What you have to do: Count the lines below that include "JSON". Only the number should be given.
+ + + + +
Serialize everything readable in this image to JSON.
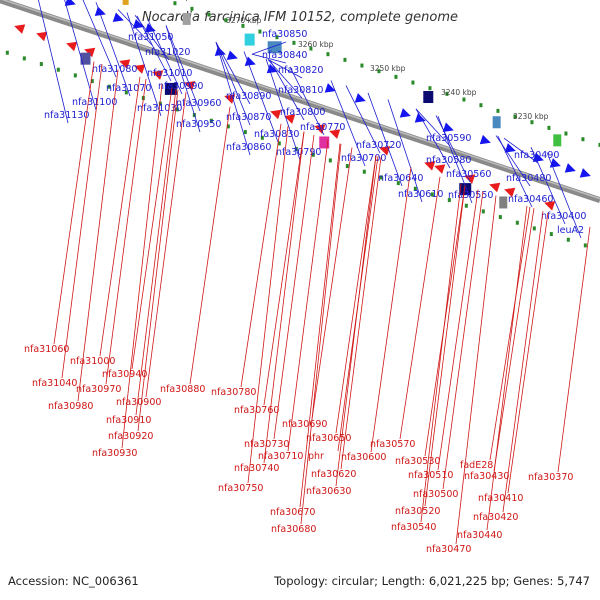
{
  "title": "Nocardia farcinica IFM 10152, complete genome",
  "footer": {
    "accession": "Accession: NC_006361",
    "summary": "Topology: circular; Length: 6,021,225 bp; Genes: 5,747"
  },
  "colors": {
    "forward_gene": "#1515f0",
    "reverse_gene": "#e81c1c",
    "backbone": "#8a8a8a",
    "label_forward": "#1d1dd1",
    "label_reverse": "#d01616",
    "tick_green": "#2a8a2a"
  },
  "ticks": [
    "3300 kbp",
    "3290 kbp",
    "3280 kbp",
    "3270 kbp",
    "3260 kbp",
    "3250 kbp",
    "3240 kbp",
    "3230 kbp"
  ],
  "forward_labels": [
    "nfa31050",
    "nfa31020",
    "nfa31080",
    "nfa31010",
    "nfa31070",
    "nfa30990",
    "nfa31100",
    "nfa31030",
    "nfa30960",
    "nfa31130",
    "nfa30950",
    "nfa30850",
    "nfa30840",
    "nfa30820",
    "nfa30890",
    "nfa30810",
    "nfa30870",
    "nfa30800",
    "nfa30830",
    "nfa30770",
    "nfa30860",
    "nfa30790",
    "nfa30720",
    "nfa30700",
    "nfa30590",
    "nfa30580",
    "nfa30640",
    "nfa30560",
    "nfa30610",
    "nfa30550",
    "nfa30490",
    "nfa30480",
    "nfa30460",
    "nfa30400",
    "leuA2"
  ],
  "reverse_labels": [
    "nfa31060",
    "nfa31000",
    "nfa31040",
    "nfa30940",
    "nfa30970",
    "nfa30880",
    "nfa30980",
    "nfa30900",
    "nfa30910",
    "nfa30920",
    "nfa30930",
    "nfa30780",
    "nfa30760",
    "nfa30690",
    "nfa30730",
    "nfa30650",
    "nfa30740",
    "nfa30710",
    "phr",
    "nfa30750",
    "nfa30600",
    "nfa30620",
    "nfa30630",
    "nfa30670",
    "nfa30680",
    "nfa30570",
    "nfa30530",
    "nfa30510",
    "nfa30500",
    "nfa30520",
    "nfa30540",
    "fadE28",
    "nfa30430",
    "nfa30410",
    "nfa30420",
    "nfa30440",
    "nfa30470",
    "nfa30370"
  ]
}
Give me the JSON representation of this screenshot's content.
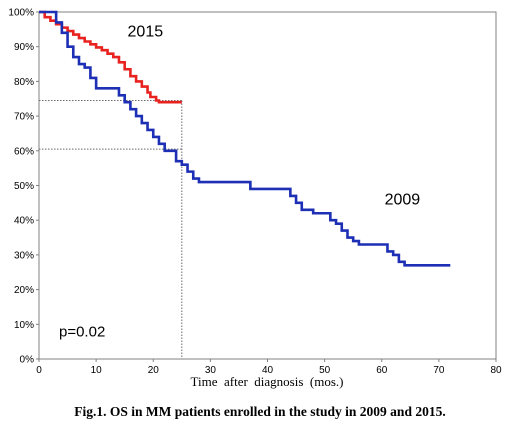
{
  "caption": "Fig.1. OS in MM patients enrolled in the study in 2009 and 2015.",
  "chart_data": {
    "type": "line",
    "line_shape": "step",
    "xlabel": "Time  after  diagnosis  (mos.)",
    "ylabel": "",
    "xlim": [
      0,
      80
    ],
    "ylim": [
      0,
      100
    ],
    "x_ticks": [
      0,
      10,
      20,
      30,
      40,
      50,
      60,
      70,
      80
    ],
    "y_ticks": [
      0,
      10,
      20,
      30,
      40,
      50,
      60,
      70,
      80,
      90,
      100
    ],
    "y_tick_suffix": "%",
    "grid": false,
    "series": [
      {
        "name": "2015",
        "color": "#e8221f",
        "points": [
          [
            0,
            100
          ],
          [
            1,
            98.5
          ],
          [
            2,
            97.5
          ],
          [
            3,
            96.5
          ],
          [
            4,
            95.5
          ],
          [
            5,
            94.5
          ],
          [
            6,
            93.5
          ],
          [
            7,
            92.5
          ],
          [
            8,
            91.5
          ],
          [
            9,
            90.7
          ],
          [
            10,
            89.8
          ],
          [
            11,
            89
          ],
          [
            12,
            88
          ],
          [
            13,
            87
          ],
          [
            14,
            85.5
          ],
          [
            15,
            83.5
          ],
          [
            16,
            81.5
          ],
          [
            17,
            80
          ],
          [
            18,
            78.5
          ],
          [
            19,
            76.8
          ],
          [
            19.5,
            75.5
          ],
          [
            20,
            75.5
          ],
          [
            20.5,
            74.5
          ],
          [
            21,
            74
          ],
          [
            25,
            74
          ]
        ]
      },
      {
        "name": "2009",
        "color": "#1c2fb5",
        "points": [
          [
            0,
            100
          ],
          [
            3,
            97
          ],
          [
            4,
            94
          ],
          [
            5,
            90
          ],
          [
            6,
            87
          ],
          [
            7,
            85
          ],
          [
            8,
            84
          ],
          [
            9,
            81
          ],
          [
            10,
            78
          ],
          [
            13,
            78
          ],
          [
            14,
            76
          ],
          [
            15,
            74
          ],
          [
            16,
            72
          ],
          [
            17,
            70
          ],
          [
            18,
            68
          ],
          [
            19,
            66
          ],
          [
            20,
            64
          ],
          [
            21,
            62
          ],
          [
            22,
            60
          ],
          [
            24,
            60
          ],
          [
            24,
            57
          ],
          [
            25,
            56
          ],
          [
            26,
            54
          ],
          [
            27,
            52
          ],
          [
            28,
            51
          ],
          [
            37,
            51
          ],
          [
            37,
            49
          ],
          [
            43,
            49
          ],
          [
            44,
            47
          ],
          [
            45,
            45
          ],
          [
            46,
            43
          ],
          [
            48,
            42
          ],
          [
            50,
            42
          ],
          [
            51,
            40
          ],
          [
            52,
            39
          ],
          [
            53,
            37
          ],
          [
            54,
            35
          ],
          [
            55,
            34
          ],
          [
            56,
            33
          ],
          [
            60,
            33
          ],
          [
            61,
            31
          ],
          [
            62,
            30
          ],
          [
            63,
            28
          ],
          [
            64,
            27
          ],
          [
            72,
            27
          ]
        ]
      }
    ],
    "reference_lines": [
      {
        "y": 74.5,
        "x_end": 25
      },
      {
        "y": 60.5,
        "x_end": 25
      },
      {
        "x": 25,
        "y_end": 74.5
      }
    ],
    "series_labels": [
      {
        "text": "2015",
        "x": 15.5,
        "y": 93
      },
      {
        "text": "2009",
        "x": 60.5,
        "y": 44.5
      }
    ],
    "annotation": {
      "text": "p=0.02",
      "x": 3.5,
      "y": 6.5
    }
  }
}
+ + + + +
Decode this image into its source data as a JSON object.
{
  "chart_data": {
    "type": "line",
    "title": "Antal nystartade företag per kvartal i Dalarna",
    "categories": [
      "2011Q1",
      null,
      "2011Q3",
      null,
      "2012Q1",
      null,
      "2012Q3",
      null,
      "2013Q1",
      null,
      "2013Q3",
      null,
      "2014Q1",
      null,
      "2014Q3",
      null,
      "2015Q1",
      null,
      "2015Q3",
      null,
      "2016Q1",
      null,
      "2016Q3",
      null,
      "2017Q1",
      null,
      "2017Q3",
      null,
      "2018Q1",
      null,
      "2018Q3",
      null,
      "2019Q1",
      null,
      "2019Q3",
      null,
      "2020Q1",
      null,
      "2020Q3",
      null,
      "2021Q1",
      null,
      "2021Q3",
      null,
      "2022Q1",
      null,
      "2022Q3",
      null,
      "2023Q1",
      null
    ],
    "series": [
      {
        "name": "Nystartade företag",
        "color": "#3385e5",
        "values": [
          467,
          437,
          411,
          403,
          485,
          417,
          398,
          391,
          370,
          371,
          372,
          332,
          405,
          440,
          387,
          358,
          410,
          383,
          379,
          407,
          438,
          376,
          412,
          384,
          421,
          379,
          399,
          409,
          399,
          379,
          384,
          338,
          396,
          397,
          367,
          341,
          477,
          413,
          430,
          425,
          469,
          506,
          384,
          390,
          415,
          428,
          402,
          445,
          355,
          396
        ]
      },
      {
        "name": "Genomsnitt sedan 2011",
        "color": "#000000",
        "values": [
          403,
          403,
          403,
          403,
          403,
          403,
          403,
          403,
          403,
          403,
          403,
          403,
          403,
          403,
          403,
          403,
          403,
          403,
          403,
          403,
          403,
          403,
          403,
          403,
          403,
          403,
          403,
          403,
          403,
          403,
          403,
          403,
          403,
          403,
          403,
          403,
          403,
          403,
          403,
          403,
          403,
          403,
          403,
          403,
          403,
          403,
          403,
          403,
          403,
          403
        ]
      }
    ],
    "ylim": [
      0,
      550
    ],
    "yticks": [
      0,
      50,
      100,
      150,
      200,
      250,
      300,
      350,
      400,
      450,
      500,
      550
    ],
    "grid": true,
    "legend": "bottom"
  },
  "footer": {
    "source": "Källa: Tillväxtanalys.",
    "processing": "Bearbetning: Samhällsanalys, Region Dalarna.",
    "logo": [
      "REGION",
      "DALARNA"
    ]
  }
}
+ + + + +
Written answer: 3